- [Task goal]
Type out the data exactly as given. Skip any image.

[Figure record extracts]

---+---

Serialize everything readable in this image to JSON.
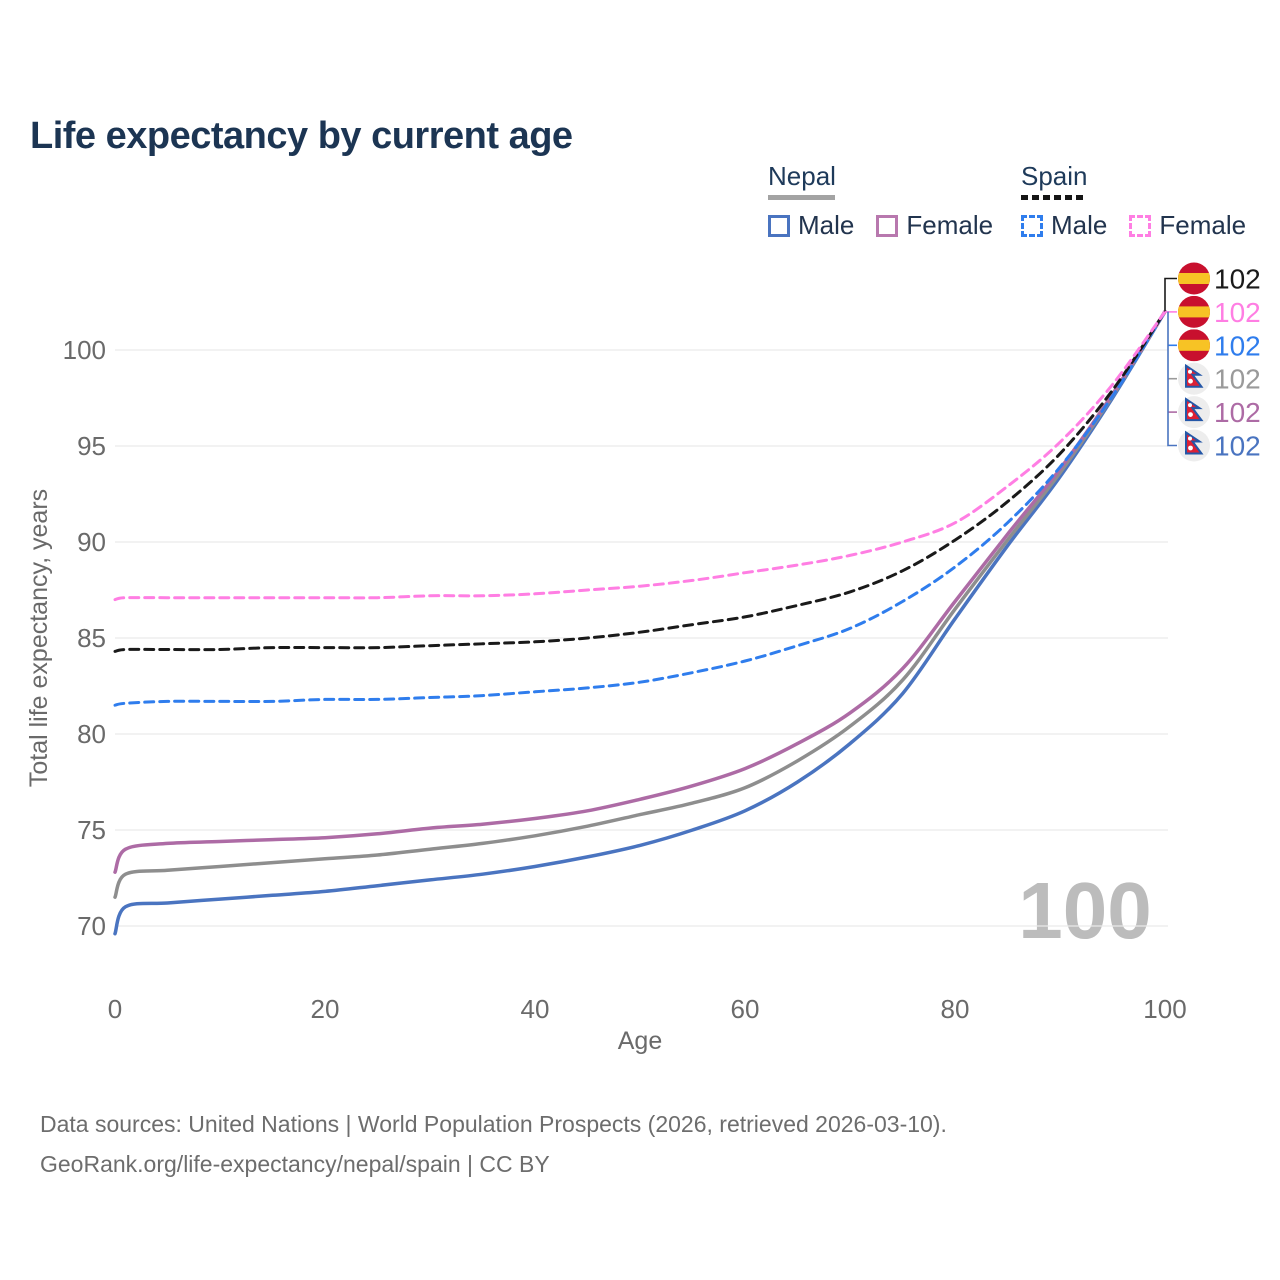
{
  "title": "Life expectancy by current age",
  "legend": {
    "nepal": {
      "label": "Nepal",
      "male": "Male",
      "female": "Female"
    },
    "spain": {
      "label": "Spain",
      "male": "Male",
      "female": "Female"
    }
  },
  "watermark": "100",
  "footer": {
    "line1": "Data sources: United Nations | World Population Prospects (2026, retrieved 2026-03-10).",
    "line2": "GeoRank.org/life-expectancy/nepal/spain | CC BY"
  },
  "colors": {
    "title": "#1c3553",
    "axis_text": "#6a6a6a",
    "grid": "#e9e9e9",
    "watermark": "#bcbcbc",
    "footer_text": "#6d6d6d",
    "nepal_male": "#4a74c0",
    "nepal_female": "#ad6ba5",
    "nepal_both": "#8e8e8e",
    "spain_male": "#2f7ded",
    "spain_female": "#ff7ee3",
    "spain_both": "#1a1a1a"
  },
  "chart_data": {
    "type": "line",
    "title": "Life expectancy by current age",
    "xlabel": "Age",
    "ylabel": "Total life expectancy, years",
    "xlim": [
      0,
      100
    ],
    "ylim": [
      69,
      103
    ],
    "x_ticks": [
      0,
      20,
      40,
      60,
      80,
      100
    ],
    "y_ticks": [
      70,
      75,
      80,
      85,
      90,
      95,
      100
    ],
    "grid": true,
    "legend_position": "top-right",
    "ages": [
      0,
      1,
      5,
      10,
      15,
      20,
      25,
      30,
      35,
      40,
      45,
      50,
      55,
      60,
      65,
      70,
      75,
      80,
      85,
      90,
      95,
      100
    ],
    "series": [
      {
        "name": "Nepal Male",
        "country": "Nepal",
        "sex": "male",
        "style": "solid",
        "color": "#4a74c0",
        "values": [
          69.6,
          71.0,
          71.2,
          71.4,
          71.6,
          71.8,
          72.1,
          72.4,
          72.7,
          73.1,
          73.6,
          74.2,
          75.0,
          76.0,
          77.5,
          79.5,
          82.1,
          86.0,
          89.8,
          93.4,
          97.5,
          102
        ]
      },
      {
        "name": "Nepal (both sexes)",
        "country": "Nepal",
        "sex": "both",
        "style": "solid",
        "color": "#8e8e8e",
        "values": [
          71.5,
          72.7,
          72.9,
          73.1,
          73.3,
          73.5,
          73.7,
          74.0,
          74.3,
          74.7,
          75.2,
          75.8,
          76.4,
          77.2,
          78.6,
          80.4,
          82.8,
          86.5,
          90.1,
          93.6,
          97.6,
          102
        ]
      },
      {
        "name": "Nepal Female",
        "country": "Nepal",
        "sex": "female",
        "style": "solid",
        "color": "#ad6ba5",
        "values": [
          72.8,
          74.0,
          74.3,
          74.4,
          74.5,
          74.6,
          74.8,
          75.1,
          75.3,
          75.6,
          76.0,
          76.6,
          77.3,
          78.2,
          79.5,
          81.1,
          83.4,
          86.9,
          90.4,
          93.8,
          97.7,
          102
        ]
      },
      {
        "name": "Spain Male",
        "country": "Spain",
        "sex": "male",
        "style": "dashed",
        "color": "#2f7ded",
        "values": [
          81.5,
          81.6,
          81.7,
          81.7,
          81.7,
          81.8,
          81.8,
          81.9,
          82.0,
          82.2,
          82.4,
          82.7,
          83.2,
          83.8,
          84.6,
          85.5,
          86.9,
          88.7,
          91.0,
          93.9,
          97.6,
          102
        ]
      },
      {
        "name": "Spain (both sexes)",
        "country": "Spain",
        "sex": "both",
        "style": "dashed",
        "color": "#1a1a1a",
        "values": [
          84.3,
          84.4,
          84.4,
          84.4,
          84.5,
          84.5,
          84.5,
          84.6,
          84.7,
          84.8,
          85.0,
          85.3,
          85.7,
          86.1,
          86.7,
          87.4,
          88.5,
          90.1,
          92.1,
          94.6,
          97.9,
          102
        ]
      },
      {
        "name": "Spain Female",
        "country": "Spain",
        "sex": "female",
        "style": "dashed",
        "color": "#ff7ee3",
        "values": [
          87.0,
          87.1,
          87.1,
          87.1,
          87.1,
          87.1,
          87.1,
          87.2,
          87.2,
          87.3,
          87.5,
          87.7,
          88.0,
          88.4,
          88.8,
          89.3,
          90.0,
          91.0,
          92.9,
          95.2,
          98.2,
          102
        ]
      }
    ],
    "end_labels": [
      {
        "series": "Spain (both sexes)",
        "flag": "spain",
        "value": "102",
        "color": "#1a1a1a"
      },
      {
        "series": "Spain Female",
        "flag": "spain",
        "value": "102",
        "color": "#ff7ee3"
      },
      {
        "series": "Spain Male",
        "flag": "spain",
        "value": "102",
        "color": "#2f7ded"
      },
      {
        "series": "Nepal (both sexes)",
        "flag": "nepal",
        "value": "102",
        "color": "#9a9a9a"
      },
      {
        "series": "Nepal Female",
        "flag": "nepal",
        "value": "102",
        "color": "#ad6ba5"
      },
      {
        "series": "Nepal Male",
        "flag": "nepal",
        "value": "102",
        "color": "#4a74c0"
      }
    ]
  }
}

---+---

- [The answer]
Serialize everything readable in this image to JSON.
{
  "title": "Life expectancy by current age",
  "legend": {
    "nepal": {
      "label": "Nepal",
      "male": "Male",
      "female": "Female"
    },
    "spain": {
      "label": "Spain",
      "male": "Male",
      "female": "Female"
    }
  },
  "watermark": "100",
  "footer": {
    "line1": "Data sources: United Nations | World Population Prospects (2026, retrieved 2026-03-10).",
    "line2": "GeoRank.org/life-expectancy/nepal/spain | CC BY"
  },
  "colors": {
    "title": "#1c3553",
    "axis_text": "#6a6a6a",
    "grid": "#e9e9e9",
    "watermark": "#bcbcbc",
    "footer_text": "#6d6d6d",
    "nepal_male": "#4a74c0",
    "nepal_female": "#ad6ba5",
    "nepal_both": "#8e8e8e",
    "spain_male": "#2f7ded",
    "spain_female": "#ff7ee3",
    "spain_both": "#1a1a1a"
  },
  "chart_data": {
    "type": "line",
    "title": "Life expectancy by current age",
    "xlabel": "Age",
    "ylabel": "Total life expectancy, years",
    "xlim": [
      0,
      100
    ],
    "ylim": [
      69,
      103
    ],
    "x_ticks": [
      0,
      20,
      40,
      60,
      80,
      100
    ],
    "y_ticks": [
      70,
      75,
      80,
      85,
      90,
      95,
      100
    ],
    "grid": true,
    "legend_position": "top-right",
    "ages": [
      0,
      1,
      5,
      10,
      15,
      20,
      25,
      30,
      35,
      40,
      45,
      50,
      55,
      60,
      65,
      70,
      75,
      80,
      85,
      90,
      95,
      100
    ],
    "series": [
      {
        "name": "Nepal Male",
        "country": "Nepal",
        "sex": "male",
        "style": "solid",
        "color": "#4a74c0",
        "values": [
          69.6,
          71.0,
          71.2,
          71.4,
          71.6,
          71.8,
          72.1,
          72.4,
          72.7,
          73.1,
          73.6,
          74.2,
          75.0,
          76.0,
          77.5,
          79.5,
          82.1,
          86.0,
          89.8,
          93.4,
          97.5,
          102
        ]
      },
      {
        "name": "Nepal (both sexes)",
        "country": "Nepal",
        "sex": "both",
        "style": "solid",
        "color": "#8e8e8e",
        "values": [
          71.5,
          72.7,
          72.9,
          73.1,
          73.3,
          73.5,
          73.7,
          74.0,
          74.3,
          74.7,
          75.2,
          75.8,
          76.4,
          77.2,
          78.6,
          80.4,
          82.8,
          86.5,
          90.1,
          93.6,
          97.6,
          102
        ]
      },
      {
        "name": "Nepal Female",
        "country": "Nepal",
        "sex": "female",
        "style": "solid",
        "color": "#ad6ba5",
        "values": [
          72.8,
          74.0,
          74.3,
          74.4,
          74.5,
          74.6,
          74.8,
          75.1,
          75.3,
          75.6,
          76.0,
          76.6,
          77.3,
          78.2,
          79.5,
          81.1,
          83.4,
          86.9,
          90.4,
          93.8,
          97.7,
          102
        ]
      },
      {
        "name": "Spain Male",
        "country": "Spain",
        "sex": "male",
        "style": "dashed",
        "color": "#2f7ded",
        "values": [
          81.5,
          81.6,
          81.7,
          81.7,
          81.7,
          81.8,
          81.8,
          81.9,
          82.0,
          82.2,
          82.4,
          82.7,
          83.2,
          83.8,
          84.6,
          85.5,
          86.9,
          88.7,
          91.0,
          93.9,
          97.6,
          102
        ]
      },
      {
        "name": "Spain (both sexes)",
        "country": "Spain",
        "sex": "both",
        "style": "dashed",
        "color": "#1a1a1a",
        "values": [
          84.3,
          84.4,
          84.4,
          84.4,
          84.5,
          84.5,
          84.5,
          84.6,
          84.7,
          84.8,
          85.0,
          85.3,
          85.7,
          86.1,
          86.7,
          87.4,
          88.5,
          90.1,
          92.1,
          94.6,
          97.9,
          102
        ]
      },
      {
        "name": "Spain Female",
        "country": "Spain",
        "sex": "female",
        "style": "dashed",
        "color": "#ff7ee3",
        "values": [
          87.0,
          87.1,
          87.1,
          87.1,
          87.1,
          87.1,
          87.1,
          87.2,
          87.2,
          87.3,
          87.5,
          87.7,
          88.0,
          88.4,
          88.8,
          89.3,
          90.0,
          91.0,
          92.9,
          95.2,
          98.2,
          102
        ]
      }
    ],
    "end_labels": [
      {
        "series": "Spain (both sexes)",
        "flag": "spain",
        "value": "102",
        "color": "#1a1a1a"
      },
      {
        "series": "Spain Female",
        "flag": "spain",
        "value": "102",
        "color": "#ff7ee3"
      },
      {
        "series": "Spain Male",
        "flag": "spain",
        "value": "102",
        "color": "#2f7ded"
      },
      {
        "series": "Nepal (both sexes)",
        "flag": "nepal",
        "value": "102",
        "color": "#9a9a9a"
      },
      {
        "series": "Nepal Female",
        "flag": "nepal",
        "value": "102",
        "color": "#ad6ba5"
      },
      {
        "series": "Nepal Male",
        "flag": "nepal",
        "value": "102",
        "color": "#4a74c0"
      }
    ]
  }
}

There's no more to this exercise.